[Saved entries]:
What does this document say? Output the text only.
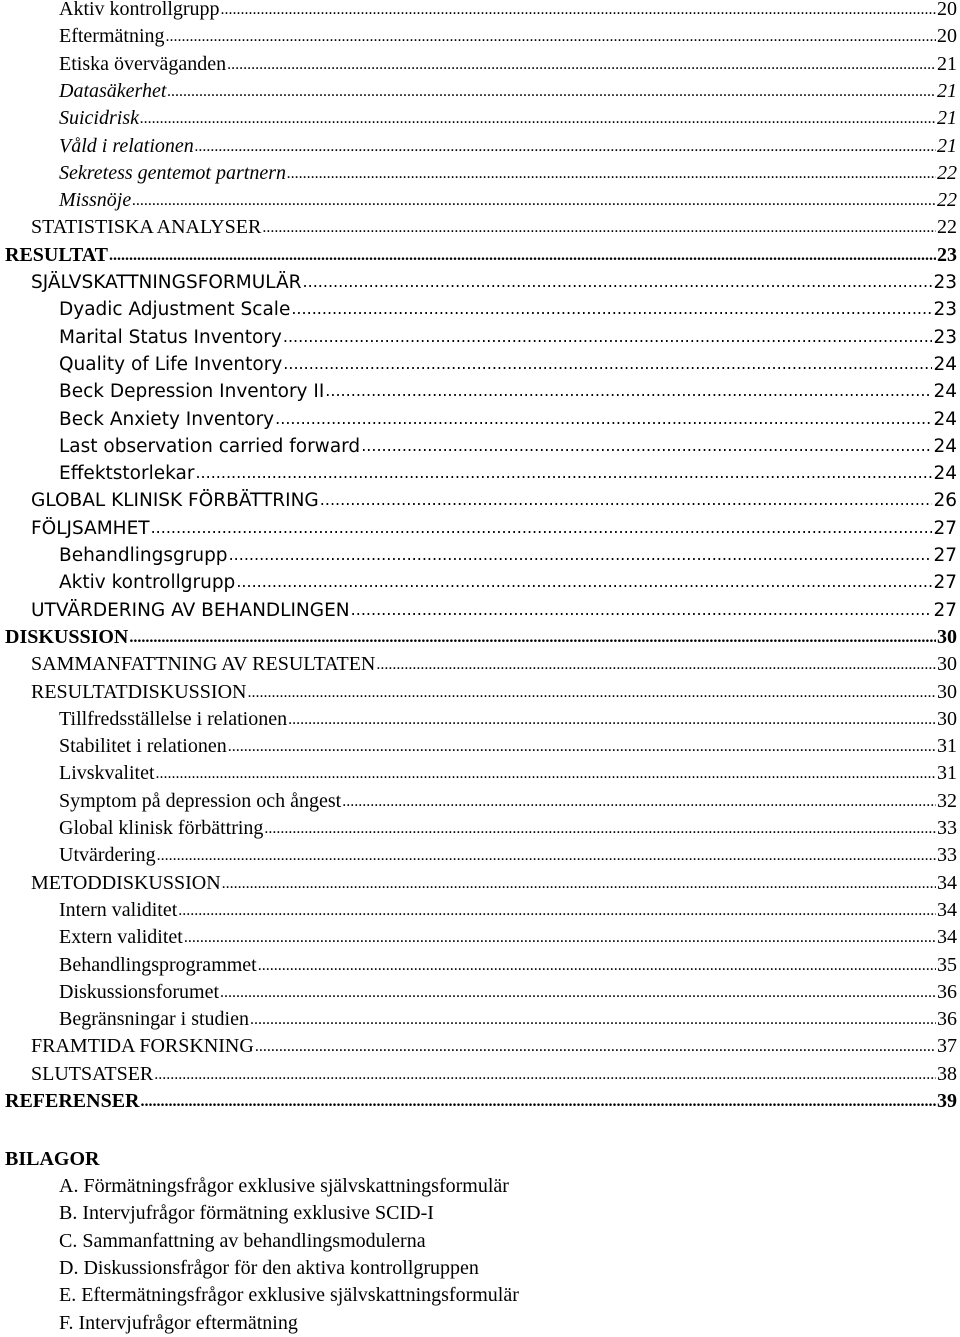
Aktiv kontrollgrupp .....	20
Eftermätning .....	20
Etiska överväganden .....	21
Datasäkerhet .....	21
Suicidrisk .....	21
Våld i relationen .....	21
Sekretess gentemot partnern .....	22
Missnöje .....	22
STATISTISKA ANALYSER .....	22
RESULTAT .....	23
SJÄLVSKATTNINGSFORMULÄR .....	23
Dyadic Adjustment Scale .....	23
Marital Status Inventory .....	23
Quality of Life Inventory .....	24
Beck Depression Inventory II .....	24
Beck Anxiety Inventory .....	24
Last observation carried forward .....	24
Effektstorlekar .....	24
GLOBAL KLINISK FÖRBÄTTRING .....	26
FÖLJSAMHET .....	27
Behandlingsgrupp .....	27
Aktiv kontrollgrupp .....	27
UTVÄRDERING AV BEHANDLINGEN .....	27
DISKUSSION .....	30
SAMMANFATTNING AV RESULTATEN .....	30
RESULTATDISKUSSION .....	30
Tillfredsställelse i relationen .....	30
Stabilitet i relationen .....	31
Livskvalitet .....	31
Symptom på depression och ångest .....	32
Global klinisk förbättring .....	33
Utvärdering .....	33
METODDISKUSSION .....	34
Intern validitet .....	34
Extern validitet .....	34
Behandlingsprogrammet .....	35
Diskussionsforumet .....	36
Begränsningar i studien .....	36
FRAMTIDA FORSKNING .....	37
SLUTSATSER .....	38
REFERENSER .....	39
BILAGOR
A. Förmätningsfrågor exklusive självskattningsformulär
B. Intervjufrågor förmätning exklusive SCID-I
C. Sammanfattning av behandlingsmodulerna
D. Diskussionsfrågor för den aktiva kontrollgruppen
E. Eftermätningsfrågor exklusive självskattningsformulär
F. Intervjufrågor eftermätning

...

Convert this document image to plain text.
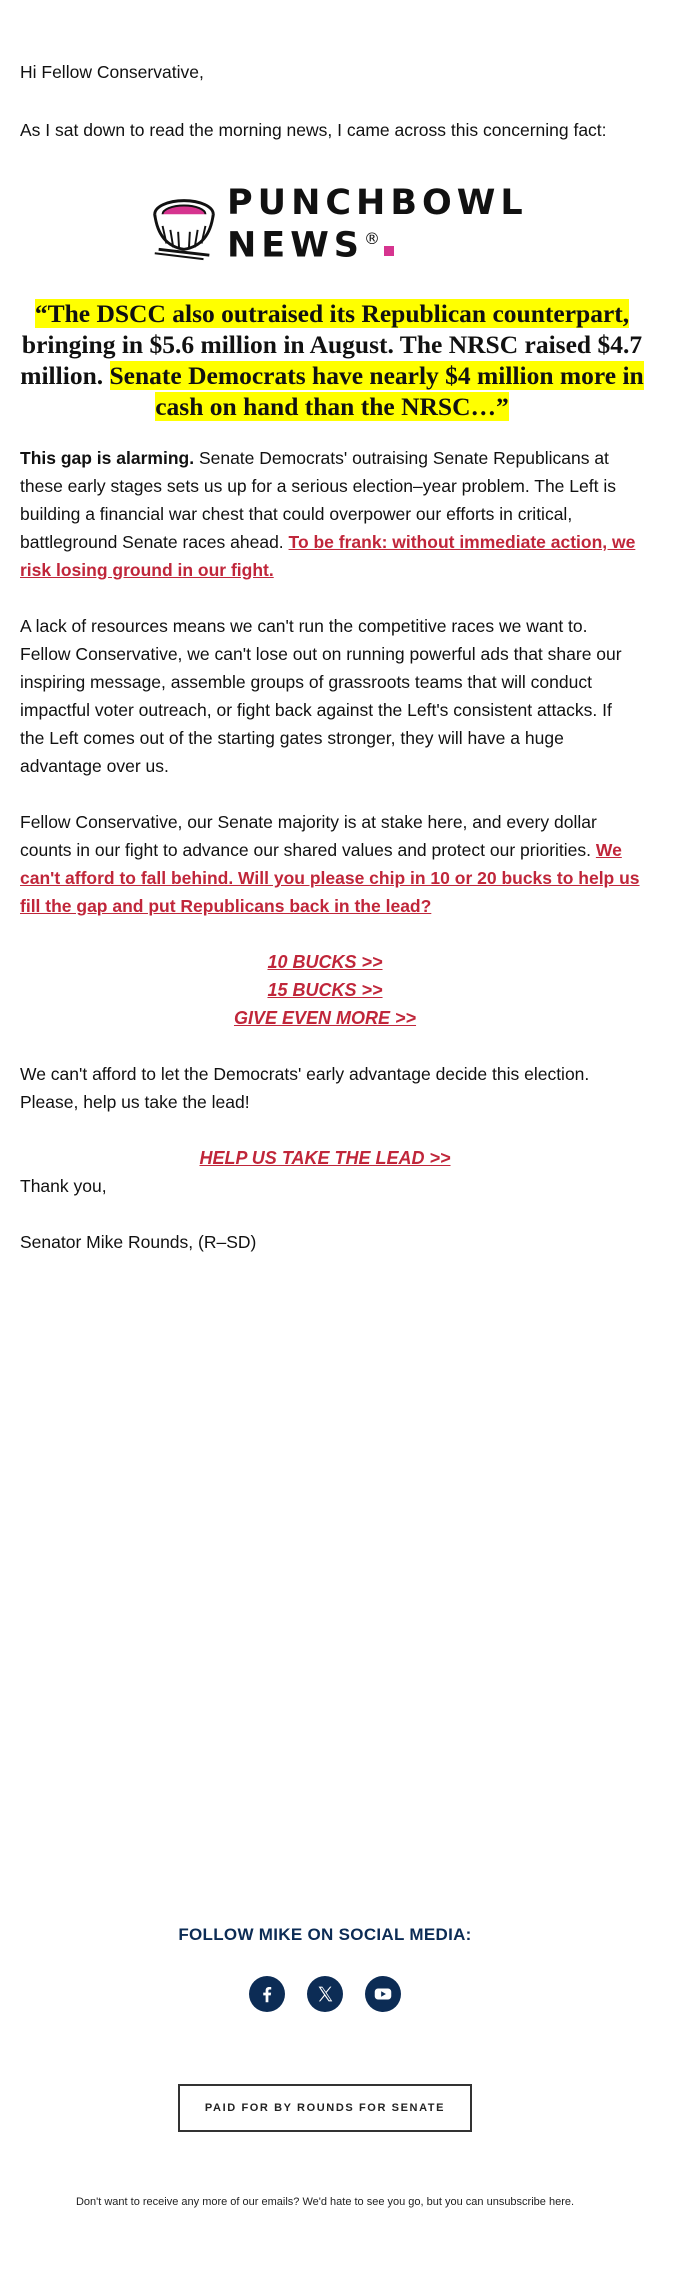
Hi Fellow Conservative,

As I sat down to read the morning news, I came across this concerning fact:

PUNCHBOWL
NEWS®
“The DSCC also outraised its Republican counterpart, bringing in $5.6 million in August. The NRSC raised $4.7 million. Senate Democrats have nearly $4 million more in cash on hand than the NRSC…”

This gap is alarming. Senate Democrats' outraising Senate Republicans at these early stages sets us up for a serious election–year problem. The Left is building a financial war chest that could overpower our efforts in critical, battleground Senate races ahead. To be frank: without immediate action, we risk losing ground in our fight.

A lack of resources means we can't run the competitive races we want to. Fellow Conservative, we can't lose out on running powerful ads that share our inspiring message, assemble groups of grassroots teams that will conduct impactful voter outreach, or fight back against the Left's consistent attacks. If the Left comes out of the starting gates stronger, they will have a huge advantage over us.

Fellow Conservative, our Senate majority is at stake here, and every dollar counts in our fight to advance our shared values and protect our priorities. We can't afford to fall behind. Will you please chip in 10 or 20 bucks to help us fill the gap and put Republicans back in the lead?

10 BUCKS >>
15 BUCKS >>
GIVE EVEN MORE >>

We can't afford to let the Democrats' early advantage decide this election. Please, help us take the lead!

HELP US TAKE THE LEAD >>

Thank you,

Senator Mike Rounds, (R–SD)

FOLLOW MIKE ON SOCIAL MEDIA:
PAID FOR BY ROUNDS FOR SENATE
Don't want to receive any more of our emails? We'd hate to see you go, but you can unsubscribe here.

[WHAT IS NEEDED]: Return each line in the records that holds the string "afford".

[RESULT OF THIS TASK]:
Fellow Conservative, our Senate majority is at stake here, and every dollar counts in our fight to advance our shared values and protect our priorities. We can't afford to fall behind. Will you please chip in 10 or 20 bucks to help us fill the gap and put Republicans back in the lead?
We can't afford to let the Democrats' early advantage decide this election. Please, help us take the lead!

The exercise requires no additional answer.